## Description of the task:
Replace "Other foreign payers" with "Remaining foreign payers" throughout the listing and write out all of its lines again with nothing else changed. Leave the pictures out of your answer.

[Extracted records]
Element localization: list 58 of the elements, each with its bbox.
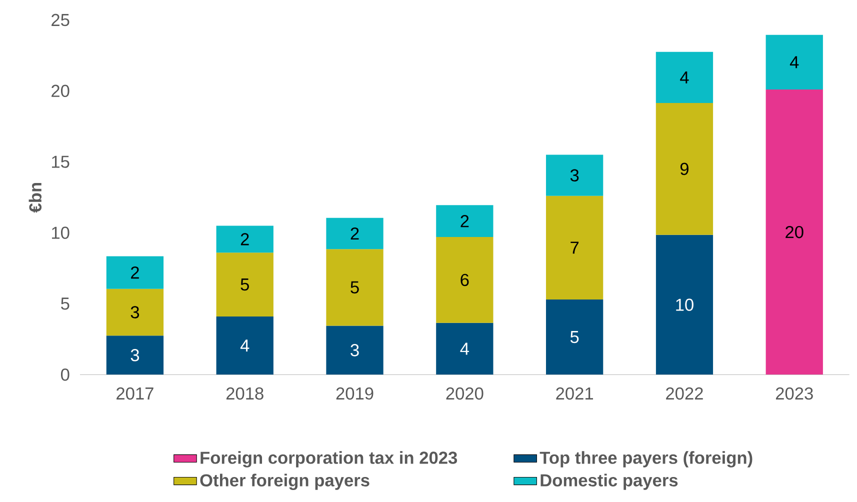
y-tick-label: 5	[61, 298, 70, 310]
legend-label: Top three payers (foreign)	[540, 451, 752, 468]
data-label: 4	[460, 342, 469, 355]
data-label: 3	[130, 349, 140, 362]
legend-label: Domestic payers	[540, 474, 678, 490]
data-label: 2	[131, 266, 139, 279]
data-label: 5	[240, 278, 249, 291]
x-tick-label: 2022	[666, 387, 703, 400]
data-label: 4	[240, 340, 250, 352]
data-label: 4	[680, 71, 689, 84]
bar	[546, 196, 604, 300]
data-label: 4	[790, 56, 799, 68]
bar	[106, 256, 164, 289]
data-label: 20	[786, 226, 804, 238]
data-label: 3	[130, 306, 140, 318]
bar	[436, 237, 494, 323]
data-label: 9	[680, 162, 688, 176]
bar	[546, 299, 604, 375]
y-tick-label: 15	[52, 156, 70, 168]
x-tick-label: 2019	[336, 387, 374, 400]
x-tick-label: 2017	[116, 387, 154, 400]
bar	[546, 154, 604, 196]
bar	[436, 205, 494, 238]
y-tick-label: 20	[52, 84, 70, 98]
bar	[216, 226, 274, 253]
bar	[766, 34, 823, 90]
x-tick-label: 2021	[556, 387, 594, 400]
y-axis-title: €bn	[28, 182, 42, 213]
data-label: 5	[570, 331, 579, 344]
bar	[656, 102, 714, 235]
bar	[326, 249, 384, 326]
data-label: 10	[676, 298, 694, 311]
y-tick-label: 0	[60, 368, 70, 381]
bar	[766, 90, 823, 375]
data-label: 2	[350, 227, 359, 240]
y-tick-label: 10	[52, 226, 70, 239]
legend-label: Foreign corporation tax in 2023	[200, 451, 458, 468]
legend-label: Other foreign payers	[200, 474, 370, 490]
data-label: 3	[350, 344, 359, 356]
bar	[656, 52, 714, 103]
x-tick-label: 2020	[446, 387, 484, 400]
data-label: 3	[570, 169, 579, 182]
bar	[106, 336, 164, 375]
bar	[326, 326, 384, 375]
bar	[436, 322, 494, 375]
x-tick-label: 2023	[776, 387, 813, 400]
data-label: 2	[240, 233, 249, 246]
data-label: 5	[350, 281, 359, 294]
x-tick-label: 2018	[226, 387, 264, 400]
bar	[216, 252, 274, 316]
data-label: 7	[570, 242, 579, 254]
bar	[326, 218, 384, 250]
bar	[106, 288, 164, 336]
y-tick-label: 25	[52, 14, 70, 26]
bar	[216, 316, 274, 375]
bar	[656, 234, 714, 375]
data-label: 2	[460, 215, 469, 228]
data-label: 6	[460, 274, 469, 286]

## Output:
Element localization: list 58 of the elements, each with its bbox.
y-tick-label: 5	[61, 298, 70, 310]
legend-label: Top three payers (foreign)	[540, 451, 752, 468]
data-label: 4	[460, 342, 469, 355]
data-label: 3	[130, 349, 140, 362]
legend-label: Domestic payers	[540, 474, 678, 490]
data-label: 2	[131, 266, 139, 279]
data-label: 5	[240, 278, 249, 291]
x-tick-label: 2022	[666, 387, 703, 400]
data-label: 4	[240, 340, 250, 352]
data-label: 4	[680, 71, 689, 84]
bar	[546, 196, 604, 300]
data-label: 4	[790, 56, 799, 68]
bar	[106, 256, 164, 289]
data-label: 20	[786, 226, 804, 238]
data-label: 3	[130, 306, 140, 318]
bar	[436, 237, 494, 323]
data-label: 9	[680, 162, 688, 176]
bar	[546, 299, 604, 375]
y-tick-label: 15	[52, 156, 70, 168]
x-tick-label: 2019	[336, 387, 374, 400]
x-tick-label: 2017	[116, 387, 154, 400]
bar	[546, 154, 604, 196]
bar	[436, 205, 494, 238]
y-tick-label: 20	[52, 84, 70, 98]
bar	[216, 226, 274, 253]
bar	[766, 34, 823, 90]
x-tick-label: 2021	[556, 387, 594, 400]
y-axis-title: €bn	[28, 182, 42, 213]
data-label: 5	[570, 331, 579, 344]
bar	[656, 102, 714, 235]
bar	[326, 249, 384, 326]
data-label: 10	[676, 298, 694, 311]
y-tick-label: 0	[60, 368, 70, 381]
bar	[766, 90, 823, 375]
data-label: 2	[350, 227, 359, 240]
y-tick-label: 10	[52, 226, 70, 239]
legend-label: Foreign corporation tax in 2023	[200, 451, 458, 468]
legend-label: Remaining foreign payers	[200, 474, 370, 490]
data-label: 3	[350, 344, 359, 356]
bar	[656, 52, 714, 103]
x-tick-label: 2020	[446, 387, 484, 400]
data-label: 3	[570, 169, 579, 182]
bar	[106, 336, 164, 375]
bar	[326, 326, 384, 375]
bar	[436, 322, 494, 375]
x-tick-label: 2023	[776, 387, 813, 400]
data-label: 2	[240, 233, 249, 246]
data-label: 5	[350, 281, 359, 294]
x-tick-label: 2018	[226, 387, 264, 400]
bar	[216, 252, 274, 316]
data-label: 7	[570, 242, 579, 254]
bar	[326, 218, 384, 250]
bar	[106, 288, 164, 336]
y-tick-label: 25	[52, 14, 70, 26]
bar	[216, 316, 274, 375]
bar	[656, 234, 714, 375]
data-label: 2	[460, 215, 469, 228]
data-label: 6	[460, 274, 469, 286]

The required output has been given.